DIRECTIVE. Find all lines in the records that include the word "Mean", and copy them out.

DATA SUPPLIED.

▶

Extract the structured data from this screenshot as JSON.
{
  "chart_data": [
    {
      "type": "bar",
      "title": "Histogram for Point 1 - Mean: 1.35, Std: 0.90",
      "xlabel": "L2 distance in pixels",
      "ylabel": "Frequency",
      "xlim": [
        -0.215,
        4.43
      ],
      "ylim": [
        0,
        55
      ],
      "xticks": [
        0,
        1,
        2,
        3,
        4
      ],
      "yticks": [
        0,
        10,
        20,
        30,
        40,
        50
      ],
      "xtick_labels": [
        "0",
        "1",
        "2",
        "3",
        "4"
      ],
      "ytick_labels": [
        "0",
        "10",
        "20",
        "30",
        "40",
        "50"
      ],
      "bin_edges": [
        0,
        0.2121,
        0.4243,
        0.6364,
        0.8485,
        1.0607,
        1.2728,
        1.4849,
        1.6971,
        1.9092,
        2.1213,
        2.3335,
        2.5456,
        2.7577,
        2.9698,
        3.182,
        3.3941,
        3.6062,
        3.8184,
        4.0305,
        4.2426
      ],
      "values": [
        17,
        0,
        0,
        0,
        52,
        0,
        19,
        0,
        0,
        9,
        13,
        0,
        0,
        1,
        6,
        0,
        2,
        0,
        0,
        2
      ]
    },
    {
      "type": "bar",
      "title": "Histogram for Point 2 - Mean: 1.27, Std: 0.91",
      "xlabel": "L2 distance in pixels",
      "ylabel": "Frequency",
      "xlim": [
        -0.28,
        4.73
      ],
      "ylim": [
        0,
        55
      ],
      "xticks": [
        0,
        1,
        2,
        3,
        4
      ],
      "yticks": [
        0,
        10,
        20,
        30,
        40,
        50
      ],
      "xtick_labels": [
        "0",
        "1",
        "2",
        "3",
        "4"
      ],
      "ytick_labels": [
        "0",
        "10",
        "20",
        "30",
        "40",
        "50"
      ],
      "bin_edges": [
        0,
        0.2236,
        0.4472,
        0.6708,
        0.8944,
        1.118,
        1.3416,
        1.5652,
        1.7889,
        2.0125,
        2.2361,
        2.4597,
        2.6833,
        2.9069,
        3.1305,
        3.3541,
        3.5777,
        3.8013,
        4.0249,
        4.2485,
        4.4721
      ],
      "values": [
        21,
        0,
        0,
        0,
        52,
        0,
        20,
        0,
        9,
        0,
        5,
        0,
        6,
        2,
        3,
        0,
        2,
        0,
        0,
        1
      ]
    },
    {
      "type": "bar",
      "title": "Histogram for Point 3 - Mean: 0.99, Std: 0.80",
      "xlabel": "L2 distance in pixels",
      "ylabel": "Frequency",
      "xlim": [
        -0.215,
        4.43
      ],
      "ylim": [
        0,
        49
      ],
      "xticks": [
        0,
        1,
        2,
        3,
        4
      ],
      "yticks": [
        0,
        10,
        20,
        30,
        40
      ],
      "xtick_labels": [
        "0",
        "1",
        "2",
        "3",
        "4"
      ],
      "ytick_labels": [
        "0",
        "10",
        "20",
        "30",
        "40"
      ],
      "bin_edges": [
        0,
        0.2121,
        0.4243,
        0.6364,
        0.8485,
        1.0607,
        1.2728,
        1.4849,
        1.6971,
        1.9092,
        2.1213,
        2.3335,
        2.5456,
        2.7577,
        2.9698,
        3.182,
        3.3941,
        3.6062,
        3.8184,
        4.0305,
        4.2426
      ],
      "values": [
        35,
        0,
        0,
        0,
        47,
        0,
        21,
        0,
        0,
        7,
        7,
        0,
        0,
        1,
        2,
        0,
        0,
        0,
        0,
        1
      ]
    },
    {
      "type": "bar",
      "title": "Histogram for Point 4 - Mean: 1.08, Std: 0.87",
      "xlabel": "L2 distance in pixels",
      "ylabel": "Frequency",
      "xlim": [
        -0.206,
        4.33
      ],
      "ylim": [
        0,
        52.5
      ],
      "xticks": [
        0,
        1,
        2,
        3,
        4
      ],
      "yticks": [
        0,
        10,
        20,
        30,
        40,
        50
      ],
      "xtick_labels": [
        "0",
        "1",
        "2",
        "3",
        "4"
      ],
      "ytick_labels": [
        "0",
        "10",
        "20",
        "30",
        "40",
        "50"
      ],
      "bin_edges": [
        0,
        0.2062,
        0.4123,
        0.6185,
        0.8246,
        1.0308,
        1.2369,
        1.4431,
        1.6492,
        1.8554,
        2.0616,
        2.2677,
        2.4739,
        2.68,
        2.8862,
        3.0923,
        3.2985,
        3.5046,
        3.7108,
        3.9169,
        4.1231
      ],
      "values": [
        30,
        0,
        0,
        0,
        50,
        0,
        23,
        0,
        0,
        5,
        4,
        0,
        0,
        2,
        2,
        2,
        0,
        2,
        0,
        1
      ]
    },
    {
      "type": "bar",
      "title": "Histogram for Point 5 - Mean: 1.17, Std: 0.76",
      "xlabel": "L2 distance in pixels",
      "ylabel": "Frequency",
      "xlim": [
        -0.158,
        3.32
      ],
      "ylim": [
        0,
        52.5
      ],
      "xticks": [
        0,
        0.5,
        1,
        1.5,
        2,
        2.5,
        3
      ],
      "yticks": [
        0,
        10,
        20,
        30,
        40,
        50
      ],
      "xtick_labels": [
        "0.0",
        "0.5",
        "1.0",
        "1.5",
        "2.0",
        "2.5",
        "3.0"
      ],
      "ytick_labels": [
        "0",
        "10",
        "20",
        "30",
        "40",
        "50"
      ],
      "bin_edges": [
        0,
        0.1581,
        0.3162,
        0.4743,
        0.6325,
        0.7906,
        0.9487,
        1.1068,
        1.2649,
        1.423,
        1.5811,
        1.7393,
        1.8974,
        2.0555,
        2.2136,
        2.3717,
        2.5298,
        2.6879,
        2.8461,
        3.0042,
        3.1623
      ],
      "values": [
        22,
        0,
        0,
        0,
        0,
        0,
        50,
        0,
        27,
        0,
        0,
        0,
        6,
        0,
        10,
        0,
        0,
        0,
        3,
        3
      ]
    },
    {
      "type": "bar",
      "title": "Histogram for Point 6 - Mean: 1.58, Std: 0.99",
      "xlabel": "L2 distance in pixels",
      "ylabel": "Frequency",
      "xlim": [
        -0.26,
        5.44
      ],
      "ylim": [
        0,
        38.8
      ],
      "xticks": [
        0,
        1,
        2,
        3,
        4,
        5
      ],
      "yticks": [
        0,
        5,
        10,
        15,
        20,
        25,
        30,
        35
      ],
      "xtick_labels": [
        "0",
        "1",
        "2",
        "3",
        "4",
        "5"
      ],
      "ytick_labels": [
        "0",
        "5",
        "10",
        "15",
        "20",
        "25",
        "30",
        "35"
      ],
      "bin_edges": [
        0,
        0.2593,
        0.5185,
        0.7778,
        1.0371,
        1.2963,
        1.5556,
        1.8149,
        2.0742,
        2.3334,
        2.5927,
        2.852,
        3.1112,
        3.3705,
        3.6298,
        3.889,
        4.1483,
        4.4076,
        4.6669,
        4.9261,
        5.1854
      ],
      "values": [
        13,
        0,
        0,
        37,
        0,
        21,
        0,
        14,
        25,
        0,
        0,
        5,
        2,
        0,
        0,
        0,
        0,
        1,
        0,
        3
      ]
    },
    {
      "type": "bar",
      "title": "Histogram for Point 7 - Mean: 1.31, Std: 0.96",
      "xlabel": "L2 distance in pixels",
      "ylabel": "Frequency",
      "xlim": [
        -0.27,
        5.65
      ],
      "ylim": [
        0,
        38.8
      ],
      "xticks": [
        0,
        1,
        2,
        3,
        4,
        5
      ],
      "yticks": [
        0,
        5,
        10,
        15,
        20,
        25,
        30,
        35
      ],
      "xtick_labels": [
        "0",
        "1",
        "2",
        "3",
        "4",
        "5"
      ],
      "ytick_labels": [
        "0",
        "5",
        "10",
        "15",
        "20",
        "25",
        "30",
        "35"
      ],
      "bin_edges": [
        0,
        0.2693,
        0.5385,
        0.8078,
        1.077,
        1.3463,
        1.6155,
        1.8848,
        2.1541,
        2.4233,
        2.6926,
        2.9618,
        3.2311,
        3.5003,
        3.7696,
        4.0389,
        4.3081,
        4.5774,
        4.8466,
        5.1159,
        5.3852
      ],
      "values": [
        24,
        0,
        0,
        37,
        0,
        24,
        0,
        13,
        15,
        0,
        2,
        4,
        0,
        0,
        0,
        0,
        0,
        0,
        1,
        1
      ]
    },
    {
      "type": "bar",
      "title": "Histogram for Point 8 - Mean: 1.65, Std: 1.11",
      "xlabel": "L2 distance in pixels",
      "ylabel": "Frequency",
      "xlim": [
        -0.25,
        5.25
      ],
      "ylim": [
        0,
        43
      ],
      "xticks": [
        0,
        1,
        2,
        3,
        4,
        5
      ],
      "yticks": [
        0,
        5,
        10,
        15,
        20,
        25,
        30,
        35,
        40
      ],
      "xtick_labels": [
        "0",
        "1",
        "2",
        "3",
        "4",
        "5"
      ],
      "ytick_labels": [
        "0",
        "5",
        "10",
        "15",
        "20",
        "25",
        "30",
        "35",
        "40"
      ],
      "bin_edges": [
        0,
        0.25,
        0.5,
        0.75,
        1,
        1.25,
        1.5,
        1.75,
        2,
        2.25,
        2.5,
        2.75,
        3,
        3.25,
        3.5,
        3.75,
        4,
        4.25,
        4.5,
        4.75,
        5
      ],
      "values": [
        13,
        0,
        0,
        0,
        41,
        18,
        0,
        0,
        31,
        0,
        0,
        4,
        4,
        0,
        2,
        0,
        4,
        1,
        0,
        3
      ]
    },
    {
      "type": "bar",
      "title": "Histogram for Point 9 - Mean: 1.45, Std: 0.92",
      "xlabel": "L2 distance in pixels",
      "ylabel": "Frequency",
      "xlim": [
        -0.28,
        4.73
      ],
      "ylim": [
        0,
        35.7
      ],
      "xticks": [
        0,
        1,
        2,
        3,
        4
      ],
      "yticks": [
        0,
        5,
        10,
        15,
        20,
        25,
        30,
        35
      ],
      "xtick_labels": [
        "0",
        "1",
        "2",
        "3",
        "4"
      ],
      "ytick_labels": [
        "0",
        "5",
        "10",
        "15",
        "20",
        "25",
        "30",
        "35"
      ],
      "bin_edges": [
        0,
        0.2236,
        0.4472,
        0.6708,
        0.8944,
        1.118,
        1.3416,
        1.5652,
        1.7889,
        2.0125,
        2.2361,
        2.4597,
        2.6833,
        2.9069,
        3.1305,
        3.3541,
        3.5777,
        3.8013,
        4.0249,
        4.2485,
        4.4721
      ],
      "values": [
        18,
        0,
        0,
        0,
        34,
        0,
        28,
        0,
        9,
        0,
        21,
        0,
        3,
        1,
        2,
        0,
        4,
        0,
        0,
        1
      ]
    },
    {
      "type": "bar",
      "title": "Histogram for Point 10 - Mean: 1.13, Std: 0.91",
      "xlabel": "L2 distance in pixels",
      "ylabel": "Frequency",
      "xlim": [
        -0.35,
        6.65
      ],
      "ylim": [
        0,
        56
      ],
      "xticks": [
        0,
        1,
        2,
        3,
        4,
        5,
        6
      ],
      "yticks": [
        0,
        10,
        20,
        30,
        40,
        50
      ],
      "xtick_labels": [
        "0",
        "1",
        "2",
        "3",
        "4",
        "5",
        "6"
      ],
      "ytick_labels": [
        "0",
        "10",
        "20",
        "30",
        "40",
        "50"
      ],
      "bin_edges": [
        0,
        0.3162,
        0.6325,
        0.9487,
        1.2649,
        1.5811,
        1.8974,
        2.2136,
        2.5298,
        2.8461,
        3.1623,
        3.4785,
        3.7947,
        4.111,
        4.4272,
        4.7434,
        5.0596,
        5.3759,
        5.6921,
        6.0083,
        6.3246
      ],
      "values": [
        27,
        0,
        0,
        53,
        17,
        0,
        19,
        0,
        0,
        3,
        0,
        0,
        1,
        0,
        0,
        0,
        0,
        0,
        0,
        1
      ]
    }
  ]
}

◀

RESPONSE TO THE TASK.
      "title": "Histogram for Point 1 - Mean: 1.35, Std: 0.90",
      "title": "Histogram for Point 2 - Mean: 1.27, Std: 0.91",
      "title": "Histogram for Point 3 - Mean: 0.99, Std: 0.80",
      "title": "Histogram for Point 4 - Mean: 1.08, Std: 0.87",
      "title": "Histogram for Point 5 - Mean: 1.17, Std: 0.76",
      "title": "Histogram for Point 6 - Mean: 1.58, Std: 0.99",
      "title": "Histogram for Point 7 - Mean: 1.31, Std: 0.96",
      "title": "Histogram for Point 8 - Mean: 1.65, Std: 1.11",
      "title": "Histogram for Point 9 - Mean: 1.45, Std: 0.92",
      "title": "Histogram for Point 10 - Mean: 1.13, Std: 0.91",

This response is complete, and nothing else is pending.